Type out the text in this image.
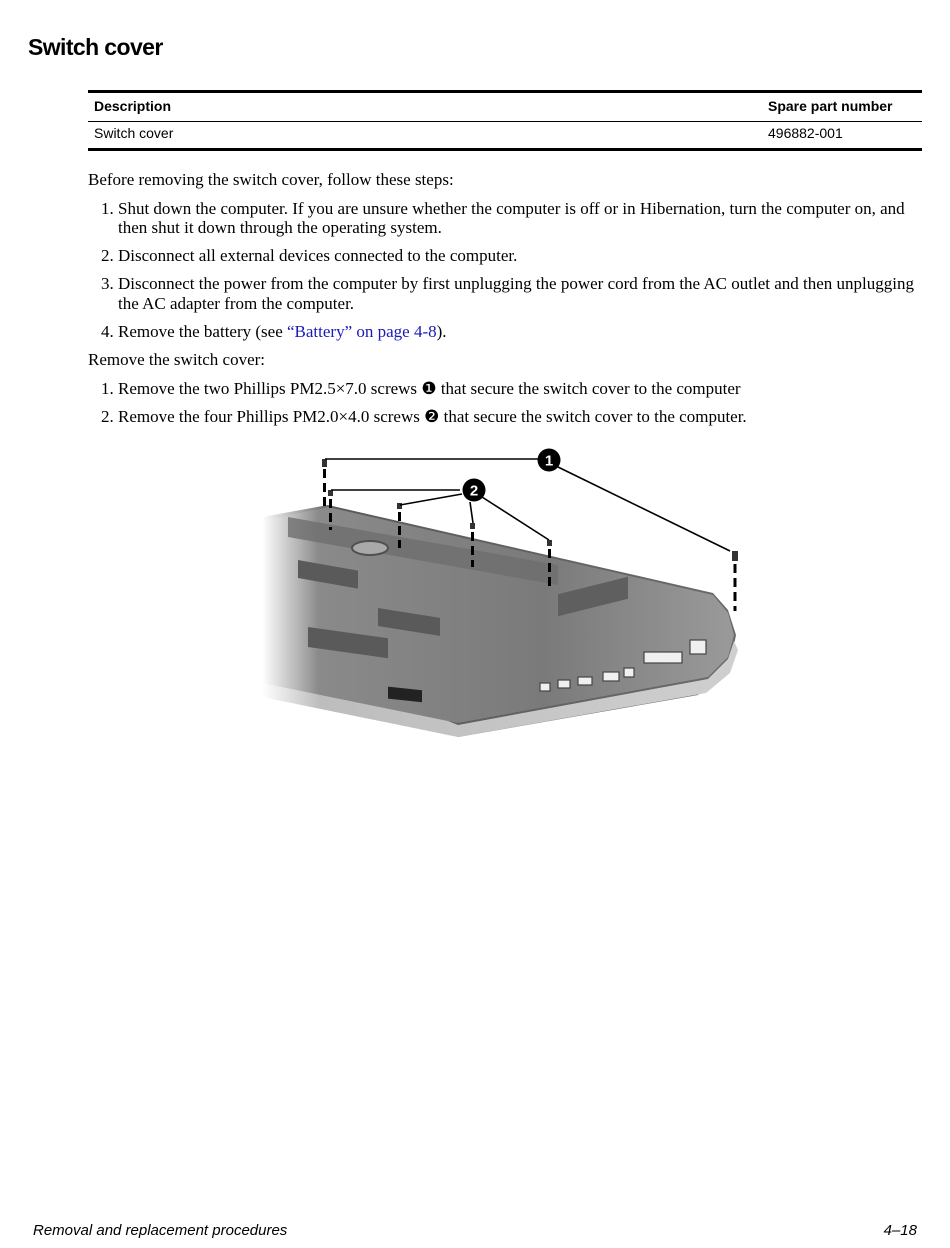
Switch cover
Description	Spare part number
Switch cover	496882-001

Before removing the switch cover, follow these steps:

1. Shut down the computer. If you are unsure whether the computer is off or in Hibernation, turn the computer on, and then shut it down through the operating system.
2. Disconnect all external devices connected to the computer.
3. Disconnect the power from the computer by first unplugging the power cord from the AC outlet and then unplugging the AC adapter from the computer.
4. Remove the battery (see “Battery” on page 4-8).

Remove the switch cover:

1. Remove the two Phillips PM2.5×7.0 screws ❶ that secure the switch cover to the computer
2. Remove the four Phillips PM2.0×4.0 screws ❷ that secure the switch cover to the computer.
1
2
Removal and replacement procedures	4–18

Your task:
Without including any pictures, print all of the material exactly as given.

Reply to the exercise:
Type out the text in this image.
Switch cover
Description	Spare part number
Switch cover	496882-001

Before removing the switch cover, follow these steps:

1. Shut down the computer. If you are unsure whether the computer is off or in Hibernation, turn the computer on, and then shut it down through the operating system.
2. Disconnect all external devices connected to the computer.
3. Disconnect the power from the computer by first unplugging the power cord from the AC outlet and then unplugging the AC adapter from the computer.
4. Remove the battery (see “Battery” on page 4-8).

Remove the switch cover:

1. Remove the two Phillips PM2.5×7.0 screws ❶ that secure the switch cover to the computer
2. Remove the four Phillips PM2.0×4.0 screws ❷ that secure the switch cover to the computer.
1
2
Removal and replacement procedures	4–18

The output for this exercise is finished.